Read through the entries below and return each line with the word "Index".

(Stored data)
- - -

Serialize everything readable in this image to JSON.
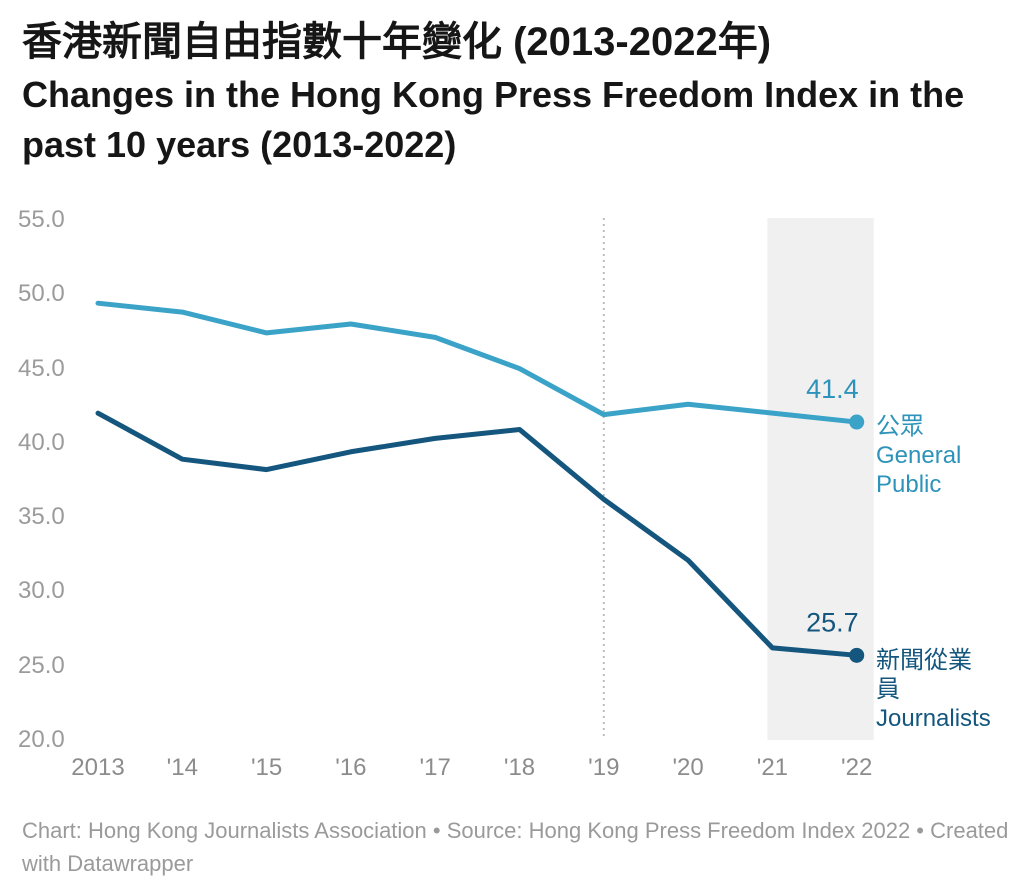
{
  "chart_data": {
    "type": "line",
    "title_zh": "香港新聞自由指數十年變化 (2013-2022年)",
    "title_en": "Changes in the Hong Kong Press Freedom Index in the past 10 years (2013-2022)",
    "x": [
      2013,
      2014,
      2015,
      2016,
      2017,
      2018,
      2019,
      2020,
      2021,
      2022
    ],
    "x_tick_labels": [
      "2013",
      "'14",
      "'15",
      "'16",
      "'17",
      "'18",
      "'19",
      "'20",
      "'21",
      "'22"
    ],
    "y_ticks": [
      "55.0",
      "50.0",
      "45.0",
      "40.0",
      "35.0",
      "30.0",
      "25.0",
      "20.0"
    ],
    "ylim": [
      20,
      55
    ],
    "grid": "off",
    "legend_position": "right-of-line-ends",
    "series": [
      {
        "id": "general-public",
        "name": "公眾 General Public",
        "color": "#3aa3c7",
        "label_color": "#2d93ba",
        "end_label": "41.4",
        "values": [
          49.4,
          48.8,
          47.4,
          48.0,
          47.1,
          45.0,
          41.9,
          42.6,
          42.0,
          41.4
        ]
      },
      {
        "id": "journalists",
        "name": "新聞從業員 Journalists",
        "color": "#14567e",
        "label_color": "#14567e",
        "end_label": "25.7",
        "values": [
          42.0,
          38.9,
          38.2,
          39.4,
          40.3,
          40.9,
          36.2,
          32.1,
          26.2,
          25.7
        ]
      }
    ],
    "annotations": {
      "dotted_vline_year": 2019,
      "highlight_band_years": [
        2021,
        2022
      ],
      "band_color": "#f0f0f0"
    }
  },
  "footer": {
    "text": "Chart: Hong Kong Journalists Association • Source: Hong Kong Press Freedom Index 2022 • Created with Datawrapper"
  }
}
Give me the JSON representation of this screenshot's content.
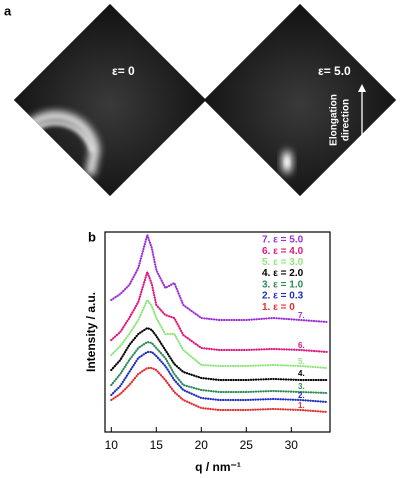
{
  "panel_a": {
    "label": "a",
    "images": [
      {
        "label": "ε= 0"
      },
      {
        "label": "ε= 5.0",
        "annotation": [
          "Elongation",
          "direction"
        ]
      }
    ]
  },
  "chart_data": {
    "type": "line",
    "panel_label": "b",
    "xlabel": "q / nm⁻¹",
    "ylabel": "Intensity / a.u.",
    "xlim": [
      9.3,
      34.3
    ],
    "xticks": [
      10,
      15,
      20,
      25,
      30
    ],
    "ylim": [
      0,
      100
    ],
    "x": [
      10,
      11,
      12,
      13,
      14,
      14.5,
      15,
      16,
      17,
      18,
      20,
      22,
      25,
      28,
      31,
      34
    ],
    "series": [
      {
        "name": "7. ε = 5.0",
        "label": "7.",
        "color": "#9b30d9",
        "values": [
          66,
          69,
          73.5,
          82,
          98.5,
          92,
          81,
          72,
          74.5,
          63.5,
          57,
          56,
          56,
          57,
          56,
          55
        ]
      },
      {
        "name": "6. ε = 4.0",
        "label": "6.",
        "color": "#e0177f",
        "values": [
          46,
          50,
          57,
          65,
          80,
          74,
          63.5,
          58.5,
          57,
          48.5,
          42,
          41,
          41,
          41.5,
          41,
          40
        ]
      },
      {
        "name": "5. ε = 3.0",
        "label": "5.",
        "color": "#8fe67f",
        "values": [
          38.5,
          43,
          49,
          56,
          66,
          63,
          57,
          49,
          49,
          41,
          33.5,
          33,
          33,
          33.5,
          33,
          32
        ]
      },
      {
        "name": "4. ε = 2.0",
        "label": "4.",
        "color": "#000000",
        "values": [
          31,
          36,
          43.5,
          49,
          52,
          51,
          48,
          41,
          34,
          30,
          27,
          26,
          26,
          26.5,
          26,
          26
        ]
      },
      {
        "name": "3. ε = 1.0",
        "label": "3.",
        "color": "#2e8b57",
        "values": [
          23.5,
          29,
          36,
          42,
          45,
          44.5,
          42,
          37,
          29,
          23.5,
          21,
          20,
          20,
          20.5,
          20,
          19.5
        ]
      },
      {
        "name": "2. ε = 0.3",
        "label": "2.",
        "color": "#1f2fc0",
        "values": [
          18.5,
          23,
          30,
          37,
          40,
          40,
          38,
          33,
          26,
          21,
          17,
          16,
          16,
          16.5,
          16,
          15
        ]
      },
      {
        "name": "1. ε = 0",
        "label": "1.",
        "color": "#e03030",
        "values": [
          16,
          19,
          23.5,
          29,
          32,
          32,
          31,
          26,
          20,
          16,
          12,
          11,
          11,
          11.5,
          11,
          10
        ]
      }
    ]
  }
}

- - -

## Response:
    "title_en": "Changes in the Hong Kong Press Freedom Index in the past 10 years (2013-2022)",
    "text": "Chart: Hong Kong Journalists Association • Source: Hong Kong Press Freedom Index 2022 • Created with Datawrapper"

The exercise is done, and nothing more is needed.